→ **REQUIREMENTS**
Among the records below, find each line that includes the string "בסינגפור" and copy it.

→ **DATA LISTING**
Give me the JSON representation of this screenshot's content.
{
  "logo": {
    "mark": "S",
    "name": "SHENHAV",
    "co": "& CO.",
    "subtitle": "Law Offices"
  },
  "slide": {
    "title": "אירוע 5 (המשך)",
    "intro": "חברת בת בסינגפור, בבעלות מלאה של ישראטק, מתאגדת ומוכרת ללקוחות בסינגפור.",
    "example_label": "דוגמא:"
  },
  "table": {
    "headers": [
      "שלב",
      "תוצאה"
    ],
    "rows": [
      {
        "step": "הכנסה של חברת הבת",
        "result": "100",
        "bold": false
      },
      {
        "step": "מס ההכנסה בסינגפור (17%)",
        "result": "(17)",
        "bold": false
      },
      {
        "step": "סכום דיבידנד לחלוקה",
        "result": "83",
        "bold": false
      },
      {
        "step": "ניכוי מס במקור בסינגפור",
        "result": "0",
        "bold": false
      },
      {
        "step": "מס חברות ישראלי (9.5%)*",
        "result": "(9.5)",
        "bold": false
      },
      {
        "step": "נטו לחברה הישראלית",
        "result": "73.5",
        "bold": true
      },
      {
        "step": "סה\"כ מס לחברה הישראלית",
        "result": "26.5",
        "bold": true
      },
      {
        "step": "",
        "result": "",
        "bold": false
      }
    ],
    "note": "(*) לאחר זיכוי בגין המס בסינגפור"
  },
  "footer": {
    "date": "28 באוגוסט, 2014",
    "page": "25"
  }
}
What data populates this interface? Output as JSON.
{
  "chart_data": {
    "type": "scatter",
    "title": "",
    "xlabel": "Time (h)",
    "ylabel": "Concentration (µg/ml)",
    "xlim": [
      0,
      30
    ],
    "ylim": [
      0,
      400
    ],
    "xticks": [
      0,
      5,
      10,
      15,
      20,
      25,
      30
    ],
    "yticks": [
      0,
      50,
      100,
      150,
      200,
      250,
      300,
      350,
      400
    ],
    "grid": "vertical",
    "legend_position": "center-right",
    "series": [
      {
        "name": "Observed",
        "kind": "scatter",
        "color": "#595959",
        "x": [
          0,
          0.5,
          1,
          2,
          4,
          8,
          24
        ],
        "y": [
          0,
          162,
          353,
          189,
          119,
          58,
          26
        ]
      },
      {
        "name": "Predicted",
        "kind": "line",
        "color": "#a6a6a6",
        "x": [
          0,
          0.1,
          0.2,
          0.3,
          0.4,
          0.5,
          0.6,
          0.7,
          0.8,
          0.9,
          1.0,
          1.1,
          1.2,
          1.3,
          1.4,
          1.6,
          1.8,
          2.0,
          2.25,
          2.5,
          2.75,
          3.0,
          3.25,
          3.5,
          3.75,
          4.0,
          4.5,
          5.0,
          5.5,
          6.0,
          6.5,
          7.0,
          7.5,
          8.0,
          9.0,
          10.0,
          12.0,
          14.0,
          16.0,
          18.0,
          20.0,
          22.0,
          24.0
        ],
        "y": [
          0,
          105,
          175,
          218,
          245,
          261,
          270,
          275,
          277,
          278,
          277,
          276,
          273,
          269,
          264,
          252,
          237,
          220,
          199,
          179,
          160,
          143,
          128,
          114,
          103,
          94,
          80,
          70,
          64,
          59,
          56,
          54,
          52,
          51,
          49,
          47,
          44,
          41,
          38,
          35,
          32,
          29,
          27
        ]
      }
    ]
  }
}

→ **FULL RESPONSE**
    "intro": "חברת בת בסינגפור, בבעלות מלאה של ישראטק, מתאגדת ומוכרת ללקוחות בסינגפור.",
        "step": "מס ההכנסה בסינגפור (17%)",
        "step": "ניכוי מס במקור בסינגפור",
    "note": "(*) לאחר זיכוי בגין המס בסינגפור"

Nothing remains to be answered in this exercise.